▶ [YOUR GOAL]: Pick out each line with the word "type" from the material that follows.

------ EXTRACTED ENTRIES ------

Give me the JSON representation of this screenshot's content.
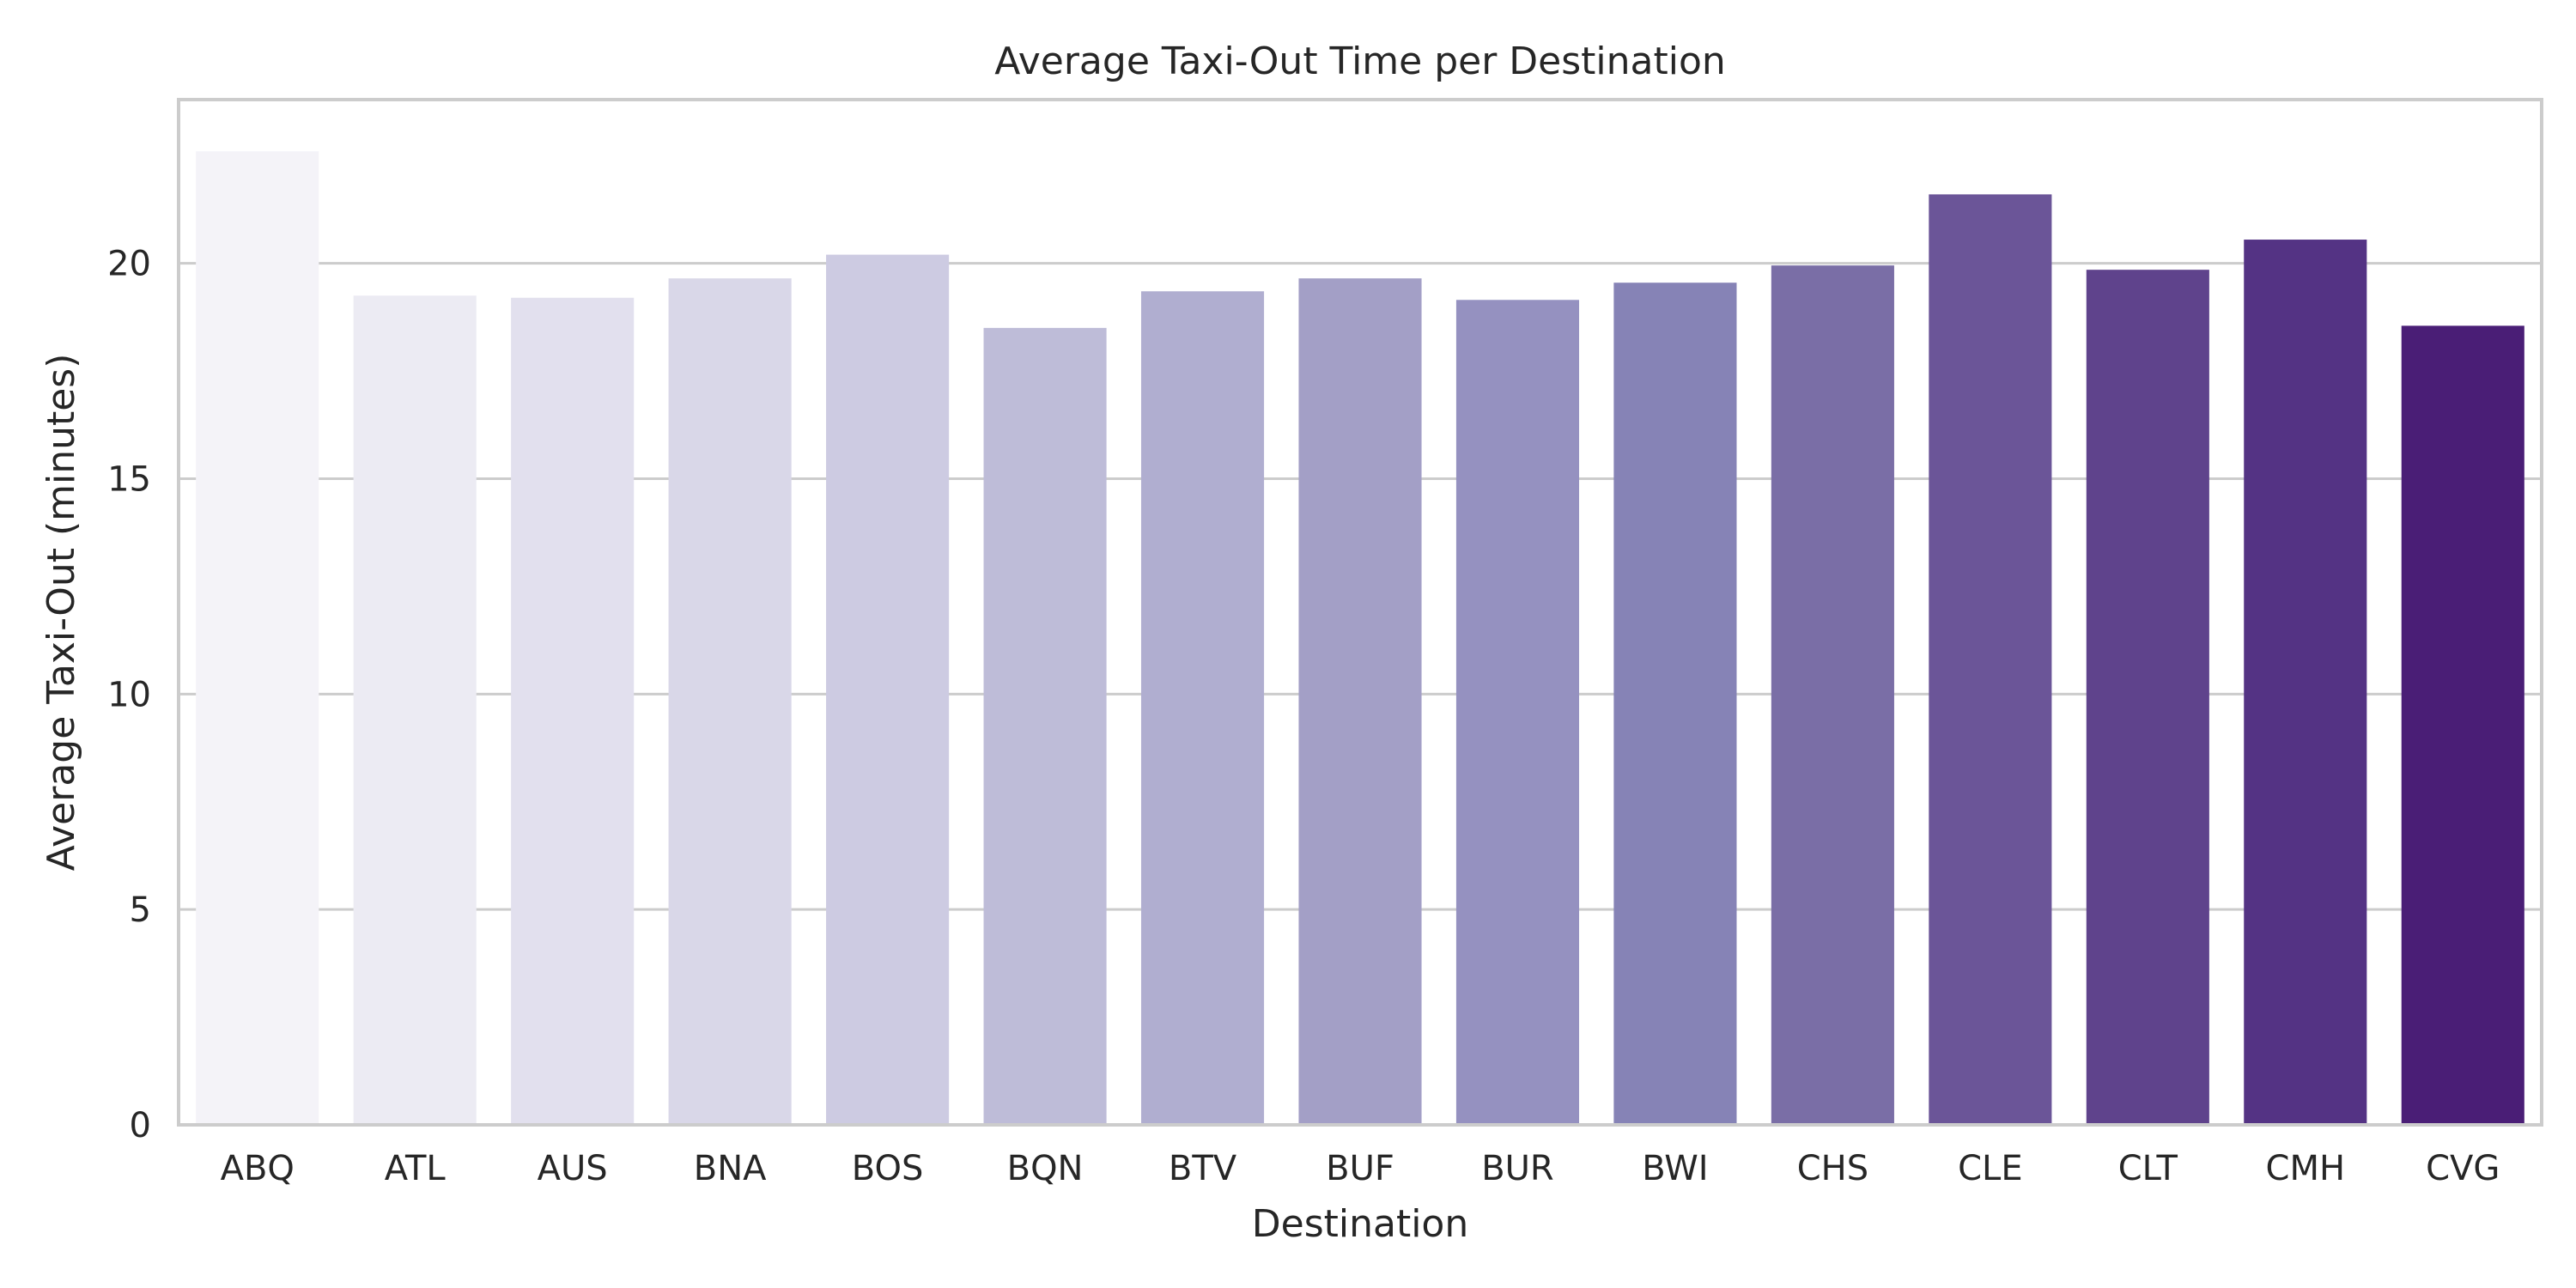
{
  "chart_data": {
    "type": "bar",
    "title": "Average Taxi-Out Time per Destination",
    "xlabel": "Destination",
    "ylabel": "Average Taxi-Out (minutes)",
    "categories": [
      "ABQ",
      "ATL",
      "AUS",
      "BNA",
      "BOS",
      "BQN",
      "BTV",
      "BUF",
      "BUR",
      "BWI",
      "CHS",
      "CLE",
      "CLT",
      "CMH",
      "CVG"
    ],
    "values": [
      22.6,
      19.25,
      19.2,
      19.65,
      20.2,
      18.5,
      19.35,
      19.65,
      19.15,
      19.55,
      19.95,
      21.6,
      19.85,
      20.55,
      18.55
    ],
    "colors": [
      "#f4f3f8",
      "#ecebf3",
      "#e2e0ee",
      "#d9d7e8",
      "#cdcbe2",
      "#bebcd8",
      "#b0aed0",
      "#a39fc6",
      "#9591c0",
      "#8683b6",
      "#7a6ea6",
      "#6b5598",
      "#5f438c",
      "#543384",
      "#4a1e76"
    ],
    "yticks": [
      0,
      5,
      10,
      15,
      20
    ],
    "ylim": [
      0,
      23.8
    ],
    "grid": true,
    "legend": "none"
  }
}
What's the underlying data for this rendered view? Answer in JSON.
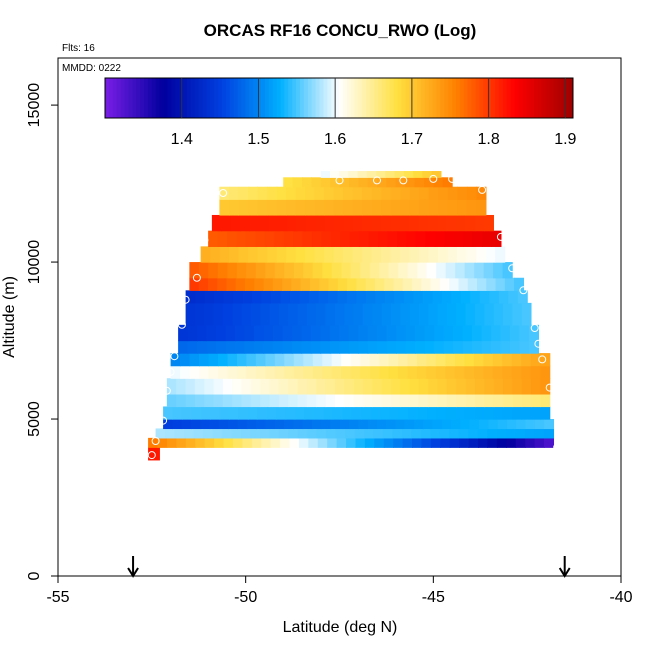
{
  "chart_data": {
    "type": "heatmap",
    "title": "ORCAS RF16 CONCU_RWO (Log)",
    "note_flights": "Flts: 16",
    "note_date": "MMDD: 0222",
    "xlabel": "Latitude (deg N)",
    "ylabel": "Altitude (m)",
    "xlim": [
      -55,
      -40
    ],
    "ylim": [
      0,
      16500
    ],
    "x_ticks": [
      -55,
      -50,
      -45,
      -40
    ],
    "x_tick_labels": [
      "-55",
      "-50",
      "-45",
      "-40"
    ],
    "y_ticks": [
      0,
      5000,
      10000,
      15000
    ],
    "y_tick_labels": [
      "0",
      "5000",
      "10000",
      "15000"
    ],
    "colorbar": {
      "range": [
        1.3,
        1.91
      ],
      "ticks": [
        1.4,
        1.5,
        1.6,
        1.7,
        1.8,
        1.9
      ],
      "tick_labels": [
        "1.4",
        "1.5",
        "1.6",
        "1.7",
        "1.8",
        "1.9"
      ],
      "colors": [
        "#7a1ee6",
        "#00009e",
        "#0040e0",
        "#00b0ff",
        "#ffffff",
        "#ffe040",
        "#ff8000",
        "#ff0000",
        "#9e0000"
      ]
    },
    "arrows_latitude": [
      -53.0,
      -41.5
    ],
    "layers": [
      {
        "y0": 3700,
        "y1": 4100,
        "x0": -52.6,
        "x1": -52.3,
        "v_south": 1.82,
        "v_north": 1.82
      },
      {
        "y0": 4100,
        "y1": 4400,
        "x0": -52.6,
        "x1": -41.8,
        "v_south": 1.76,
        "v_north": 1.33
      },
      {
        "y0": 4400,
        "y1": 4700,
        "x0": -52.4,
        "x1": -41.8,
        "v_south": 1.58,
        "v_north": 1.52
      },
      {
        "y0": 4700,
        "y1": 5000,
        "x0": -52.2,
        "x1": -41.8,
        "v_south": 1.45,
        "v_north": 1.55
      },
      {
        "y0": 5000,
        "y1": 5400,
        "x0": -52.2,
        "x1": -41.9,
        "v_south": 1.55,
        "v_north": 1.52
      },
      {
        "y0": 5400,
        "y1": 5800,
        "x0": -52.1,
        "x1": -41.9,
        "v_south": 1.56,
        "v_north": 1.66
      },
      {
        "y0": 5800,
        "y1": 6300,
        "x0": -52.1,
        "x1": -41.9,
        "v_south": 1.58,
        "v_north": 1.74
      },
      {
        "y0": 6300,
        "y1": 6700,
        "x0": -52.0,
        "x1": -41.9,
        "v_south": 1.6,
        "v_north": 1.74
      },
      {
        "y0": 6700,
        "y1": 7100,
        "x0": -52.0,
        "x1": -41.9,
        "v_south": 1.5,
        "v_north": 1.73
      },
      {
        "y0": 7100,
        "y1": 7500,
        "x0": -51.8,
        "x1": -42.2,
        "v_south": 1.48,
        "v_north": 1.55
      },
      {
        "y0": 7500,
        "y1": 8000,
        "x0": -51.8,
        "x1": -42.2,
        "v_south": 1.44,
        "v_north": 1.55
      },
      {
        "y0": 8000,
        "y1": 8700,
        "x0": -51.6,
        "x1": -42.4,
        "v_south": 1.44,
        "v_north": 1.55
      },
      {
        "y0": 8700,
        "y1": 9100,
        "x0": -51.6,
        "x1": -42.5,
        "v_south": 1.43,
        "v_north": 1.55
      },
      {
        "y0": 9100,
        "y1": 9500,
        "x0": -51.5,
        "x1": -42.6,
        "v_south": 1.8,
        "v_north": 1.55
      },
      {
        "y0": 9500,
        "y1": 10000,
        "x0": -51.5,
        "x1": -42.9,
        "v_south": 1.78,
        "v_north": 1.55
      },
      {
        "y0": 10000,
        "y1": 10500,
        "x0": -51.2,
        "x1": -43.1,
        "v_south": 1.72,
        "v_north": 1.6
      },
      {
        "y0": 10500,
        "y1": 11000,
        "x0": -51.0,
        "x1": -43.2,
        "v_south": 1.78,
        "v_north": 1.85
      },
      {
        "y0": 11000,
        "y1": 11500,
        "x0": -50.9,
        "x1": -43.4,
        "v_south": 1.82,
        "v_north": 1.8
      },
      {
        "y0": 11500,
        "y1": 12000,
        "x0": -50.7,
        "x1": -43.6,
        "v_south": 1.7,
        "v_north": 1.74
      },
      {
        "y0": 12000,
        "y1": 12400,
        "x0": -50.7,
        "x1": -43.6,
        "v_south": 1.66,
        "v_north": 1.75
      },
      {
        "y0": 12400,
        "y1": 12700,
        "x0": -49.0,
        "x1": -44.5,
        "v_south": 1.68,
        "v_north": 1.76
      },
      {
        "y0": 12700,
        "y1": 12900,
        "x0": -48.0,
        "x1": -44.8,
        "v_south": 1.6,
        "v_north": 1.7
      }
    ],
    "markers": [
      {
        "lat": -52.5,
        "alt": 3850
      },
      {
        "lat": -52.4,
        "alt": 4300
      },
      {
        "lat": -52.2,
        "alt": 4950
      },
      {
        "lat": -52.1,
        "alt": 5900
      },
      {
        "lat": -52.0,
        "alt": 6500
      },
      {
        "lat": -51.9,
        "alt": 7000
      },
      {
        "lat": -51.7,
        "alt": 8000
      },
      {
        "lat": -51.6,
        "alt": 8800
      },
      {
        "lat": -51.3,
        "alt": 9500
      },
      {
        "lat": -51.1,
        "alt": 10700
      },
      {
        "lat": -50.6,
        "alt": 12200
      },
      {
        "lat": -47.5,
        "alt": 12600
      },
      {
        "lat": -46.5,
        "alt": 12600
      },
      {
        "lat": -45.8,
        "alt": 12600
      },
      {
        "lat": -45.0,
        "alt": 12650
      },
      {
        "lat": -44.5,
        "alt": 12650
      },
      {
        "lat": -43.7,
        "alt": 12300
      },
      {
        "lat": -43.2,
        "alt": 10800
      },
      {
        "lat": -42.9,
        "alt": 9800
      },
      {
        "lat": -42.6,
        "alt": 9100
      },
      {
        "lat": -42.3,
        "alt": 7900
      },
      {
        "lat": -42.2,
        "alt": 7400
      },
      {
        "lat": -42.1,
        "alt": 6900
      },
      {
        "lat": -41.9,
        "alt": 6000
      },
      {
        "lat": -41.7,
        "alt": 4100
      }
    ]
  }
}
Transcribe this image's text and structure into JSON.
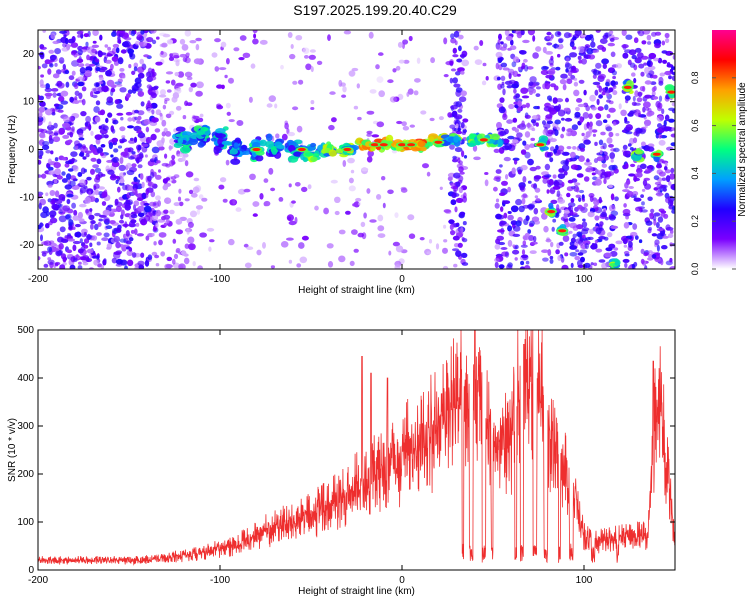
{
  "title": "S197.2025.199.20.40.C29",
  "chart_data": [
    {
      "type": "heatmap",
      "xlabel": "Height of straight line (km)",
      "ylabel": "Frequency (Hz)",
      "xlim": [
        -200,
        150
      ],
      "ylim": [
        -25,
        25
      ],
      "xticks": [
        "-200",
        "-100",
        "0",
        "100"
      ],
      "yticks": [
        "-20",
        "-10",
        "0",
        "10",
        "20"
      ],
      "colorbar": {
        "label": "Normalized spectral amplitude",
        "range": [
          0,
          1
        ],
        "ticks": [
          "0.0",
          "0.2",
          "0.4",
          "0.6",
          "0.8"
        ],
        "colors": [
          "#ffffff",
          "#7a00ff",
          "#2000ff",
          "#00a0ff",
          "#00ff80",
          "#c0ff00",
          "#ffa000",
          "#ff0000",
          "#ff0090"
        ]
      },
      "main_trace": {
        "x": [
          -120,
          -110,
          -100,
          -90,
          -80,
          -70,
          -60,
          -50,
          -40,
          -30,
          -20,
          -10,
          0,
          10,
          20,
          27,
          40,
          50,
          77,
          82,
          88,
          117,
          124,
          130,
          140,
          148
        ],
        "y": [
          2,
          3,
          2,
          0,
          0,
          0,
          0,
          -1,
          0,
          0,
          1,
          1,
          1,
          1,
          2,
          2,
          2,
          2,
          1,
          -13,
          -17,
          -24,
          13,
          -1,
          -1,
          12
        ]
      },
      "noise_regions_x": [
        [
          -200,
          -120
        ],
        [
          27,
          35
        ],
        [
          52,
          75
        ],
        [
          78,
          118
        ],
        [
          122,
          150
        ]
      ],
      "blank_regions_x": [
        [
          35,
          40
        ],
        [
          75,
          78
        ]
      ]
    },
    {
      "type": "line",
      "color": "#ee2e2e",
      "xlabel": "Height of straight line (km)",
      "ylabel": "SNR (10 * v/v)",
      "xlim": [
        -200,
        150
      ],
      "ylim": [
        0,
        500
      ],
      "xticks": [
        "-200",
        "-100",
        "0",
        "100"
      ],
      "yticks": [
        "0",
        "100",
        "200",
        "300",
        "400",
        "500"
      ],
      "envelope": {
        "x": [
          -200,
          -150,
          -130,
          -110,
          -90,
          -75,
          -60,
          -40,
          -25,
          -15,
          -5,
          5,
          15,
          25,
          30,
          35,
          40,
          45,
          50,
          60,
          65,
          70,
          75,
          80,
          85,
          90,
          95,
          100,
          110,
          125,
          135,
          140,
          145,
          150
        ],
        "y": [
          20,
          20,
          25,
          35,
          55,
          80,
          100,
          130,
          170,
          200,
          230,
          250,
          280,
          330,
          350,
          370,
          390,
          320,
          240,
          280,
          380,
          400,
          390,
          300,
          250,
          200,
          150,
          70,
          60,
          70,
          70,
          370,
          250,
          60
        ]
      },
      "dips_x": [
        [
          33,
          34
        ],
        [
          37,
          39
        ],
        [
          44,
          46
        ],
        [
          49,
          50
        ],
        [
          62,
          63
        ],
        [
          65,
          67
        ],
        [
          72,
          74
        ],
        [
          78,
          80
        ],
        [
          86,
          87
        ],
        [
          92,
          94
        ],
        [
          104,
          106
        ],
        [
          118,
          119
        ]
      ],
      "spikes": [
        {
          "x": -22,
          "y": 445
        },
        {
          "x": -17,
          "y": 410
        },
        {
          "x": -8,
          "y": 400
        },
        {
          "x": 40,
          "y": 500
        },
        {
          "x": 67,
          "y": 470
        },
        {
          "x": 138,
          "y": 435
        }
      ]
    }
  ]
}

------

▶ [TASK ANSWER]:
    "type": "bar",
    "type": "heatmap",
      "type": "heatmap",
      "type": "line",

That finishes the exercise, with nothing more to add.